Copy the material that follows word for word and omit its pictures.

[Excerpts from a figure dataset]
>>>
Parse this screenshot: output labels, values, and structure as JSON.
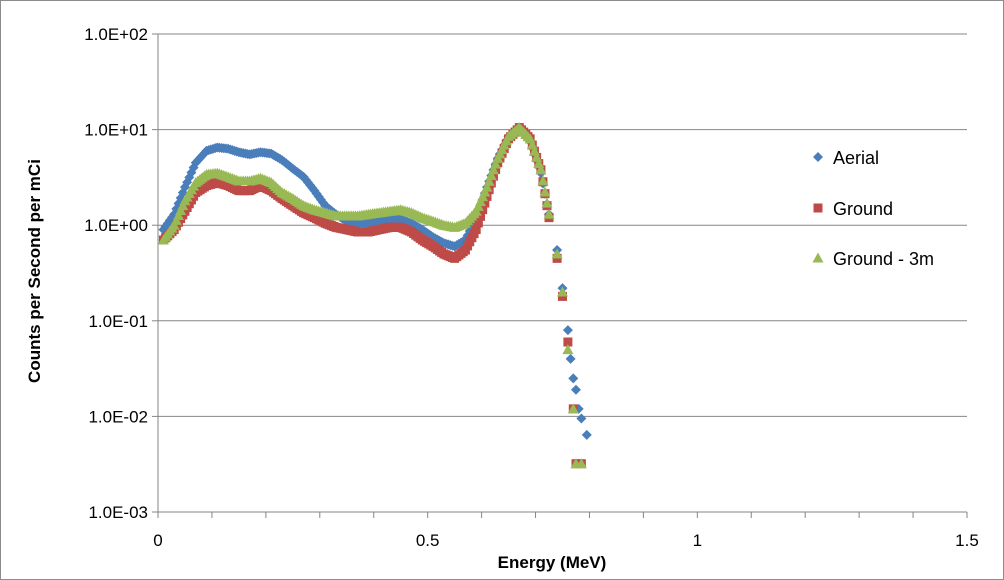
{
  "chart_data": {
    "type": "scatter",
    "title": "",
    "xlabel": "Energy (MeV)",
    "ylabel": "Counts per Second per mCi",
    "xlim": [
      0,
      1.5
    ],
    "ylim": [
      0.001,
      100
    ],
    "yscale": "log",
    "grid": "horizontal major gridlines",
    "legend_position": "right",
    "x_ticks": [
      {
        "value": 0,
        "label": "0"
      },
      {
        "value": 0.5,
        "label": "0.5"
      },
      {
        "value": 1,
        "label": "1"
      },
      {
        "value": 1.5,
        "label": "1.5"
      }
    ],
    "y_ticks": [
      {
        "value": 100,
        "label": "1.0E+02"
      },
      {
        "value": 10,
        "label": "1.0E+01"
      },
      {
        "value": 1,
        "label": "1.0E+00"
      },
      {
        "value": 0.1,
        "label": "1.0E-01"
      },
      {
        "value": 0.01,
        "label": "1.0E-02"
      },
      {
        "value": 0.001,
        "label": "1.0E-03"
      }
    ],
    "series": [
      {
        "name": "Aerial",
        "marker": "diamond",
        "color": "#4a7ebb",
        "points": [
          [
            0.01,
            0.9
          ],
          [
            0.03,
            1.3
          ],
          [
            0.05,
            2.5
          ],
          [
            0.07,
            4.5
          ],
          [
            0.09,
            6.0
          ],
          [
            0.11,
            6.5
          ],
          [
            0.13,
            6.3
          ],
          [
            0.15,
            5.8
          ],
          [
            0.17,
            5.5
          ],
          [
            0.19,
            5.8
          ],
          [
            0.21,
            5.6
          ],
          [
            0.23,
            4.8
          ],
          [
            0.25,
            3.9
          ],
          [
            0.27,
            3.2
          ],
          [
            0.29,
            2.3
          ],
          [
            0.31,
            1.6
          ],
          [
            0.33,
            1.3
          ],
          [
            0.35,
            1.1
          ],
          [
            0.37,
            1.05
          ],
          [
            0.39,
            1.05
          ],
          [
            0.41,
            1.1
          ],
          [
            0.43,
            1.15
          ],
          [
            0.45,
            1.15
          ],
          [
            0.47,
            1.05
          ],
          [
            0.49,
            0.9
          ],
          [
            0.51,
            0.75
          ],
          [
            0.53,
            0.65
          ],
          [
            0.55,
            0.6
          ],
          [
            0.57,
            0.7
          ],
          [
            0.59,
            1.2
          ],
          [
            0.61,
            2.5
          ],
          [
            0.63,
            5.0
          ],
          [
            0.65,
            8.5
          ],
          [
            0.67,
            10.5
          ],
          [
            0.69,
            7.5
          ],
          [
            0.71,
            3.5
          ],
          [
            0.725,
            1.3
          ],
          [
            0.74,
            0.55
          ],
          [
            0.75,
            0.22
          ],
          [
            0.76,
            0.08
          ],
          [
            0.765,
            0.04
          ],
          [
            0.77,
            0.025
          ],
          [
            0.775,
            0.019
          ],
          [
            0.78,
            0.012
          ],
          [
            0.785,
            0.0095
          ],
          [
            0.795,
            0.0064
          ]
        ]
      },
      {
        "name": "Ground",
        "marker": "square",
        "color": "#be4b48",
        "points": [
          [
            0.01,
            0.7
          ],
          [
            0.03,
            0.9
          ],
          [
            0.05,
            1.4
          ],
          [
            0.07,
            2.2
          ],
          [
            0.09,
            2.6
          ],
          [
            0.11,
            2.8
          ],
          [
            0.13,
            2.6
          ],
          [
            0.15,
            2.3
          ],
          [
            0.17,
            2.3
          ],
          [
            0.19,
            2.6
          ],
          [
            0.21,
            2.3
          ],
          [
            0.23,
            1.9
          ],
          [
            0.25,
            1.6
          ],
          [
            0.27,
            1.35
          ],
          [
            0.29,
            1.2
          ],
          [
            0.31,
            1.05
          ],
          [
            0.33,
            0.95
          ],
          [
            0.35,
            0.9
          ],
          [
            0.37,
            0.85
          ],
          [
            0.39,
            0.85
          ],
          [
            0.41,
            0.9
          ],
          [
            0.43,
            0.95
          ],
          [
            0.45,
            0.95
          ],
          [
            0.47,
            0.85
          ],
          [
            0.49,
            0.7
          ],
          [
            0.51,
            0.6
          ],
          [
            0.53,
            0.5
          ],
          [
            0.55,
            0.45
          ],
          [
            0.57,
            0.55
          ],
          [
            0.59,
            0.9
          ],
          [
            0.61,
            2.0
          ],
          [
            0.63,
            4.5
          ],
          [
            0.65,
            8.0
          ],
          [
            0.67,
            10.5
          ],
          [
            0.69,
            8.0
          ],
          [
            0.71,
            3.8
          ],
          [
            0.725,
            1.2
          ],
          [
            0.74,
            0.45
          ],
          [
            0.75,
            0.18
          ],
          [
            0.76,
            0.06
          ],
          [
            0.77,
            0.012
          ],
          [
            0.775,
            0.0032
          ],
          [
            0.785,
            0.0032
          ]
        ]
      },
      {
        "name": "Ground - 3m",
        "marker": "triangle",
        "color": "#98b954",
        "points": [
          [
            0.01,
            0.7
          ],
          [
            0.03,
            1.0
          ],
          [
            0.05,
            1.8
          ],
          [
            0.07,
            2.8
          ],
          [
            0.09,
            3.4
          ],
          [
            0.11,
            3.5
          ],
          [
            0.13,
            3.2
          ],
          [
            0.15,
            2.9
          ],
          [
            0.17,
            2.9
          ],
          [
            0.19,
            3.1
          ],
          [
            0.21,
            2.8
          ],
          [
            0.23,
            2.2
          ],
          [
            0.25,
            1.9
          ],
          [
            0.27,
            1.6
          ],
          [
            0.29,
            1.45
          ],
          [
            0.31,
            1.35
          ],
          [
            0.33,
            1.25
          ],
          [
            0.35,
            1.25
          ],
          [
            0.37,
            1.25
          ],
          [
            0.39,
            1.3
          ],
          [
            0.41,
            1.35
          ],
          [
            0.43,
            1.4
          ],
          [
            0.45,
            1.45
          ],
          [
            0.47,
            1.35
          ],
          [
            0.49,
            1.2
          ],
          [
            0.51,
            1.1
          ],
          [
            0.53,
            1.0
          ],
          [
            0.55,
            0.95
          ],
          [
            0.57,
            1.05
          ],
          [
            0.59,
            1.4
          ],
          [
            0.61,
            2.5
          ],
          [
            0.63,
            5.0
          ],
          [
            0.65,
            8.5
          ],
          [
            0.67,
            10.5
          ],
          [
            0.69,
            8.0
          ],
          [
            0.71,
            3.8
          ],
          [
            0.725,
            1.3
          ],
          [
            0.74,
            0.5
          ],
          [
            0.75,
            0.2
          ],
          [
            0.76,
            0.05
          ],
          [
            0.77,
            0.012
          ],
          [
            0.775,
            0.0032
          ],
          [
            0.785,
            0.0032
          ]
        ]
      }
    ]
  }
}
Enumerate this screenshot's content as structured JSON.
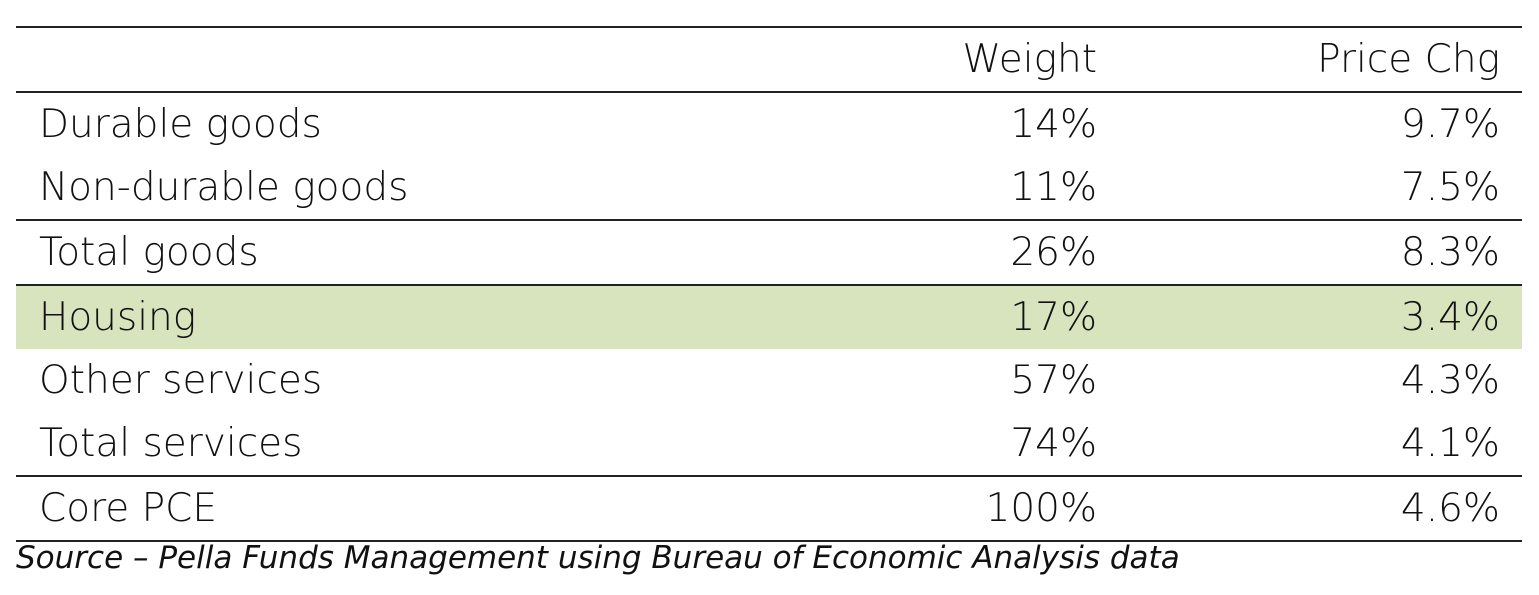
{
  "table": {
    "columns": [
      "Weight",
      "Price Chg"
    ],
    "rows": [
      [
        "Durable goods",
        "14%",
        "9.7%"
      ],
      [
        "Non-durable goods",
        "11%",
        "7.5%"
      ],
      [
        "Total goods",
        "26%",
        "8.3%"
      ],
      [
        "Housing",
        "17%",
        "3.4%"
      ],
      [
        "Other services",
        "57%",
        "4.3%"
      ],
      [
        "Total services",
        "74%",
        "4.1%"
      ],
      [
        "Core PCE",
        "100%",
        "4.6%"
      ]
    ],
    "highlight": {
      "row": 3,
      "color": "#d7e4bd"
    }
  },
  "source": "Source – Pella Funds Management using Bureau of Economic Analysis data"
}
<<<
▸ Solution for this task:
Parse this screenshot: output labels, values, and structure as JSON.
{
  "chart_data": {
    "type": "scatter",
    "title": "",
    "xlabel": "Energy (MeV)",
    "ylabel": "Counts per Second per mCi",
    "xlim": [
      0,
      1.5
    ],
    "ylim": [
      0.001,
      100
    ],
    "yscale": "log",
    "grid": "horizontal major gridlines",
    "legend_position": "right",
    "x_ticks": [
      {
        "value": 0,
        "label": "0"
      },
      {
        "value": 0.5,
        "label": "0.5"
      },
      {
        "value": 1,
        "label": "1"
      },
      {
        "value": 1.5,
        "label": "1.5"
      }
    ],
    "y_ticks": [
      {
        "value": 100,
        "label": "1.0E+02"
      },
      {
        "value": 10,
        "label": "1.0E+01"
      },
      {
        "value": 1,
        "label": "1.0E+00"
      },
      {
        "value": 0.1,
        "label": "1.0E-01"
      },
      {
        "value": 0.01,
        "label": "1.0E-02"
      },
      {
        "value": 0.001,
        "label": "1.0E-03"
      }
    ],
    "series": [
      {
        "name": "Aerial",
        "marker": "diamond",
        "color": "#4a7ebb",
        "points": [
          [
            0.01,
            0.9
          ],
          [
            0.03,
            1.3
          ],
          [
            0.05,
            2.5
          ],
          [
            0.07,
            4.5
          ],
          [
            0.09,
            6.0
          ],
          [
            0.11,
            6.5
          ],
          [
            0.13,
            6.3
          ],
          [
            0.15,
            5.8
          ],
          [
            0.17,
            5.5
          ],
          [
            0.19,
            5.8
          ],
          [
            0.21,
            5.6
          ],
          [
            0.23,
            4.8
          ],
          [
            0.25,
            3.9
          ],
          [
            0.27,
            3.2
          ],
          [
            0.29,
            2.3
          ],
          [
            0.31,
            1.6
          ],
          [
            0.33,
            1.3
          ],
          [
            0.35,
            1.1
          ],
          [
            0.37,
            1.05
          ],
          [
            0.39,
            1.05
          ],
          [
            0.41,
            1.1
          ],
          [
            0.43,
            1.15
          ],
          [
            0.45,
            1.15
          ],
          [
            0.47,
            1.05
          ],
          [
            0.49,
            0.9
          ],
          [
            0.51,
            0.75
          ],
          [
            0.53,
            0.65
          ],
          [
            0.55,
            0.6
          ],
          [
            0.57,
            0.7
          ],
          [
            0.59,
            1.2
          ],
          [
            0.61,
            2.5
          ],
          [
            0.63,
            5.0
          ],
          [
            0.65,
            8.5
          ],
          [
            0.67,
            10.5
          ],
          [
            0.69,
            7.5
          ],
          [
            0.71,
            3.5
          ],
          [
            0.725,
            1.3
          ],
          [
            0.74,
            0.55
          ],
          [
            0.75,
            0.22
          ],
          [
            0.76,
            0.08
          ],
          [
            0.765,
            0.04
          ],
          [
            0.77,
            0.025
          ],
          [
            0.775,
            0.019
          ],
          [
            0.78,
            0.012
          ],
          [
            0.785,
            0.0095
          ],
          [
            0.795,
            0.0064
          ]
        ]
      },
      {
        "name": "Ground",
        "marker": "square",
        "color": "#be4b48",
        "points": [
          [
            0.01,
            0.7
          ],
          [
            0.03,
            0.9
          ],
          [
            0.05,
            1.4
          ],
          [
            0.07,
            2.2
          ],
          [
            0.09,
            2.6
          ],
          [
            0.11,
            2.8
          ],
          [
            0.13,
            2.6
          ],
          [
            0.15,
            2.3
          ],
          [
            0.17,
            2.3
          ],
          [
            0.19,
            2.6
          ],
          [
            0.21,
            2.3
          ],
          [
            0.23,
            1.9
          ],
          [
            0.25,
            1.6
          ],
          [
            0.27,
            1.35
          ],
          [
            0.29,
            1.2
          ],
          [
            0.31,
            1.05
          ],
          [
            0.33,
            0.95
          ],
          [
            0.35,
            0.9
          ],
          [
            0.37,
            0.85
          ],
          [
            0.39,
            0.85
          ],
          [
            0.41,
            0.9
          ],
          [
            0.43,
            0.95
          ],
          [
            0.45,
            0.95
          ],
          [
            0.47,
            0.85
          ],
          [
            0.49,
            0.7
          ],
          [
            0.51,
            0.6
          ],
          [
            0.53,
            0.5
          ],
          [
            0.55,
            0.45
          ],
          [
            0.57,
            0.55
          ],
          [
            0.59,
            0.9
          ],
          [
            0.61,
            2.0
          ],
          [
            0.63,
            4.5
          ],
          [
            0.65,
            8.0
          ],
          [
            0.67,
            10.5
          ],
          [
            0.69,
            8.0
          ],
          [
            0.71,
            3.8
          ],
          [
            0.725,
            1.2
          ],
          [
            0.74,
            0.45
          ],
          [
            0.75,
            0.18
          ],
          [
            0.76,
            0.06
          ],
          [
            0.77,
            0.012
          ],
          [
            0.775,
            0.0032
          ],
          [
            0.785,
            0.0032
          ]
        ]
      },
      {
        "name": "Ground - 3m",
        "marker": "triangle",
        "color": "#98b954",
        "points": [
          [
            0.01,
            0.7
          ],
          [
            0.03,
            1.0
          ],
          [
            0.05,
            1.8
          ],
          [
            0.07,
            2.8
          ],
          [
            0.09,
            3.4
          ],
          [
            0.11,
            3.5
          ],
          [
            0.13,
            3.2
          ],
          [
            0.15,
            2.9
          ],
          [
            0.17,
            2.9
          ],
          [
            0.19,
            3.1
          ],
          [
            0.21,
            2.8
          ],
          [
            0.23,
            2.2
          ],
          [
            0.25,
            1.9
          ],
          [
            0.27,
            1.6
          ],
          [
            0.29,
            1.45
          ],
          [
            0.31,
            1.35
          ],
          [
            0.33,
            1.25
          ],
          [
            0.35,
            1.25
          ],
          [
            0.37,
            1.25
          ],
          [
            0.39,
            1.3
          ],
          [
            0.41,
            1.35
          ],
          [
            0.43,
            1.4
          ],
          [
            0.45,
            1.45
          ],
          [
            0.47,
            1.35
          ],
          [
            0.49,
            1.2
          ],
          [
            0.51,
            1.1
          ],
          [
            0.53,
            1.0
          ],
          [
            0.55,
            0.95
          ],
          [
            0.57,
            1.05
          ],
          [
            0.59,
            1.4
          ],
          [
            0.61,
            2.5
          ],
          [
            0.63,
            5.0
          ],
          [
            0.65,
            8.5
          ],
          [
            0.67,
            10.5
          ],
          [
            0.69,
            8.0
          ],
          [
            0.71,
            3.8
          ],
          [
            0.725,
            1.3
          ],
          [
            0.74,
            0.5
          ],
          [
            0.75,
            0.2
          ],
          [
            0.76,
            0.05
          ],
          [
            0.77,
            0.012
          ],
          [
            0.775,
            0.0032
          ],
          [
            0.785,
            0.0032
          ]
        ]
      }
    ]
  }
}
Enumerate this screenshot's content as structured JSON.
{
  "table": {
    "columns": [
      "Weight",
      "Price Chg"
    ],
    "rows": [
      [
        "Durable goods",
        "14%",
        "9.7%"
      ],
      [
        "Non-durable goods",
        "11%",
        "7.5%"
      ],
      [
        "Total goods",
        "26%",
        "8.3%"
      ],
      [
        "Housing",
        "17%",
        "3.4%"
      ],
      [
        "Other services",
        "57%",
        "4.3%"
      ],
      [
        "Total services",
        "74%",
        "4.1%"
      ],
      [
        "Core PCE",
        "100%",
        "4.6%"
      ]
    ],
    "highlight": {
      "row": 3,
      "color": "#d7e4bd"
    }
  },
  "source": "Source – Pella Funds Management using Bureau of Economic Analysis data"
}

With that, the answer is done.